(Stored items from a collection)
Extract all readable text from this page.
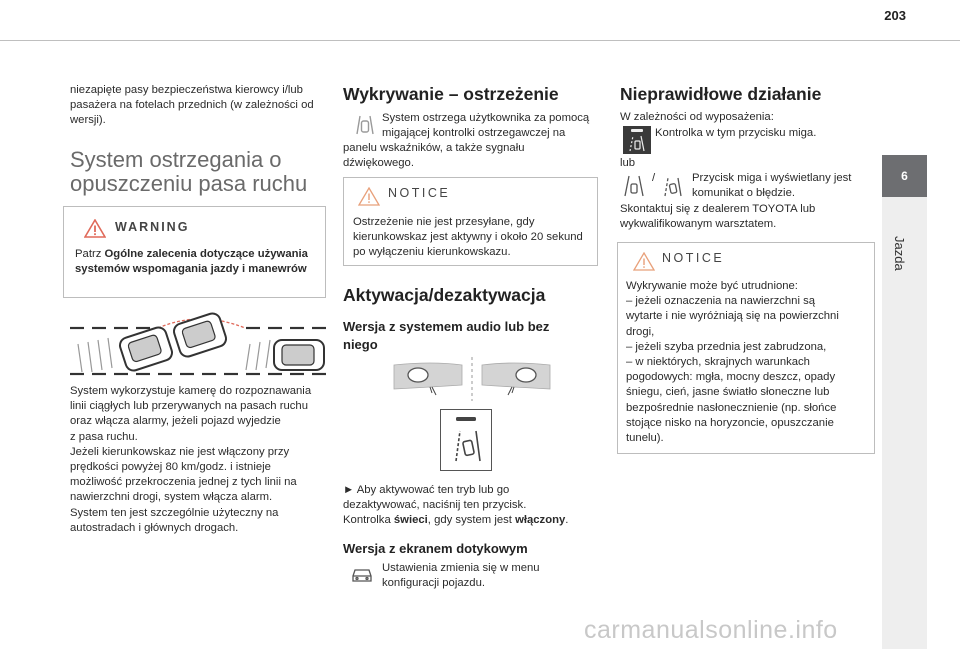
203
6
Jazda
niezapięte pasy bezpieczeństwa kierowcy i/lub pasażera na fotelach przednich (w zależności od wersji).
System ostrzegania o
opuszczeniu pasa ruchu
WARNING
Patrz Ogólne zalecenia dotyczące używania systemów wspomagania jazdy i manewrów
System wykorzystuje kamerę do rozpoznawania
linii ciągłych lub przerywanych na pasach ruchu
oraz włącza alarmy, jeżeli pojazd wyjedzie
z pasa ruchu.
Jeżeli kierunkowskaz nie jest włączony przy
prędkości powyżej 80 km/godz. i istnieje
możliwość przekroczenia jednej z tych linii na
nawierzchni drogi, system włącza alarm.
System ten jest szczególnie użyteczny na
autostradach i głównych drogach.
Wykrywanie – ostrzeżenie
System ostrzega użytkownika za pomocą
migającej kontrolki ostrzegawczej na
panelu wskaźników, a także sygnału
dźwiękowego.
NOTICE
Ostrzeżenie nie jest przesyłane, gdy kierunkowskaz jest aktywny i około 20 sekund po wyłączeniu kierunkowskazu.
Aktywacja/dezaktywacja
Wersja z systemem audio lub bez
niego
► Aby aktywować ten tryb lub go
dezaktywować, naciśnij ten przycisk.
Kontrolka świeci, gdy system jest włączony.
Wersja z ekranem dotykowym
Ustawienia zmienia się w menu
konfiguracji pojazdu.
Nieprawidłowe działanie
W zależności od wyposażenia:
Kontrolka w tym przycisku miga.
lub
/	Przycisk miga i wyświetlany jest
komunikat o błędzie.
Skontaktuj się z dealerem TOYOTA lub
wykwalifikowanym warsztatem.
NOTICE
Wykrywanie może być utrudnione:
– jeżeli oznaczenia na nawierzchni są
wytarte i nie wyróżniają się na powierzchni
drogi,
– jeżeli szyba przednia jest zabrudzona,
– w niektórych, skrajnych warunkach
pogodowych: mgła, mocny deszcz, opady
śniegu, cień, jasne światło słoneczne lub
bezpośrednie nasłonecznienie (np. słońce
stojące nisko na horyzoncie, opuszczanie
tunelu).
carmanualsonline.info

...

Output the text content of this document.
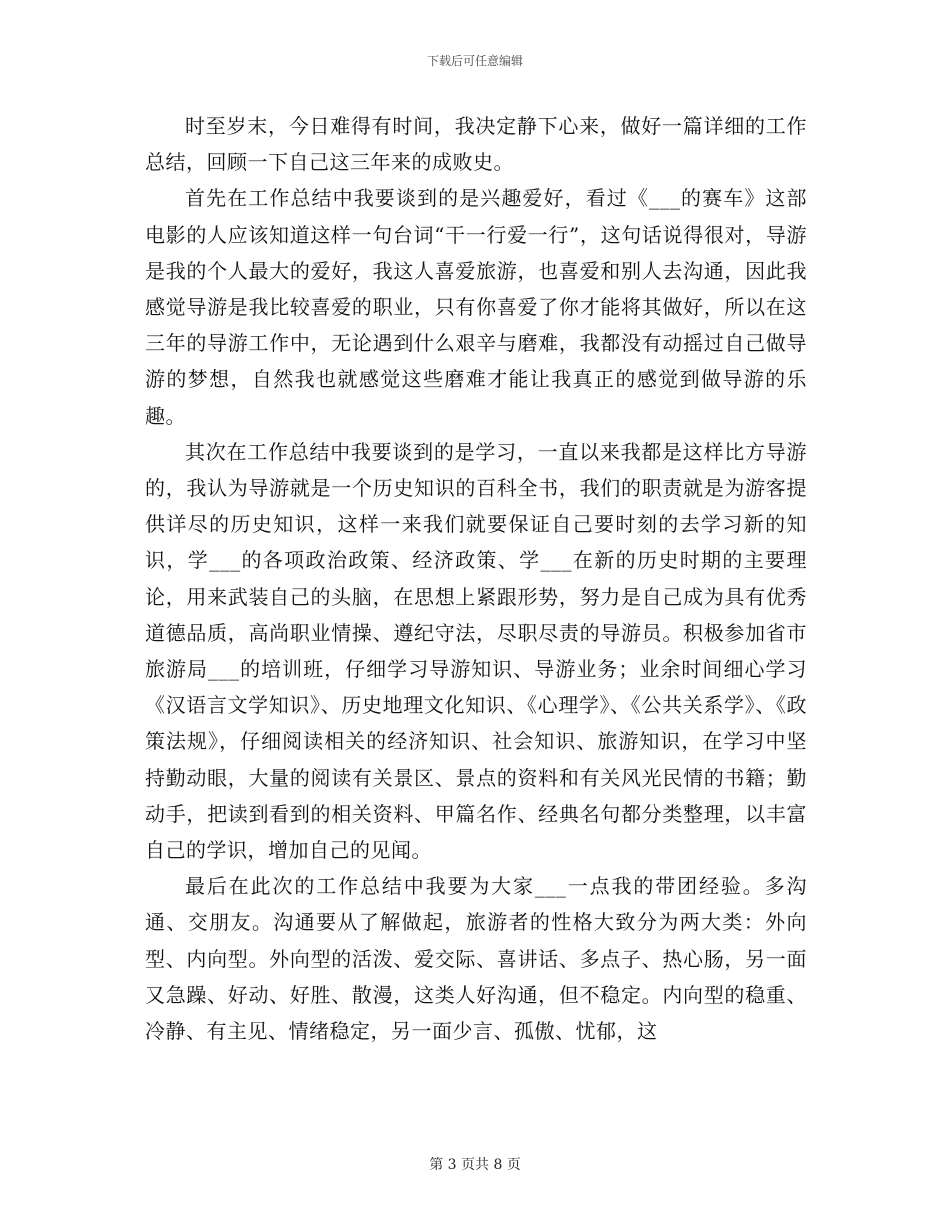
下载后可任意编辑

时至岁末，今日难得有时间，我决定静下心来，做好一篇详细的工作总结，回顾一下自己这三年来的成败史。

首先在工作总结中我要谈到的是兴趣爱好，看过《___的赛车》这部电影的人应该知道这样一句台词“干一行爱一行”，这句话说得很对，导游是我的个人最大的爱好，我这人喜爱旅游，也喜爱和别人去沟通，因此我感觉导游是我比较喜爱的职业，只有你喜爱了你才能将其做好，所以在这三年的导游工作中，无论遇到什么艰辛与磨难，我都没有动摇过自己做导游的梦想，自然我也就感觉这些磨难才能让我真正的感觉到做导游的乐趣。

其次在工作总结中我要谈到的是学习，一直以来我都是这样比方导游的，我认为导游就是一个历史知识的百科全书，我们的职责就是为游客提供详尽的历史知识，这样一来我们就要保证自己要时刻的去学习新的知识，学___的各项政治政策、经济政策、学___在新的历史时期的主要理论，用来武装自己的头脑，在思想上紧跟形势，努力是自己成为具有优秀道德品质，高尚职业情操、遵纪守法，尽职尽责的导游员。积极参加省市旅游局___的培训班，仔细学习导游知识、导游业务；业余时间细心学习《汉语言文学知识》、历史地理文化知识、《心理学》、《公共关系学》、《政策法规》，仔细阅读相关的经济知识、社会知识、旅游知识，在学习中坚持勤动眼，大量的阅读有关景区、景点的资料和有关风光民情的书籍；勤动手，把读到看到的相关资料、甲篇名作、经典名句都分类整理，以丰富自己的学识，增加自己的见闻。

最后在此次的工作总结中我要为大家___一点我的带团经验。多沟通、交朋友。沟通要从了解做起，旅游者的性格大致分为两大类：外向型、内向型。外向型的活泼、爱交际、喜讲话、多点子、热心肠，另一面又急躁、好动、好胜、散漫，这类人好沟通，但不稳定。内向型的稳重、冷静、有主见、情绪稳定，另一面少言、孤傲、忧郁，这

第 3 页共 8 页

**What the task asks**
Collect the lines of the data that carry the word "nawierzchni".

**Reply to the exercise**
nawierzchni drogi, system włącza alarm.
– jeżeli oznaczenia na nawierzchni są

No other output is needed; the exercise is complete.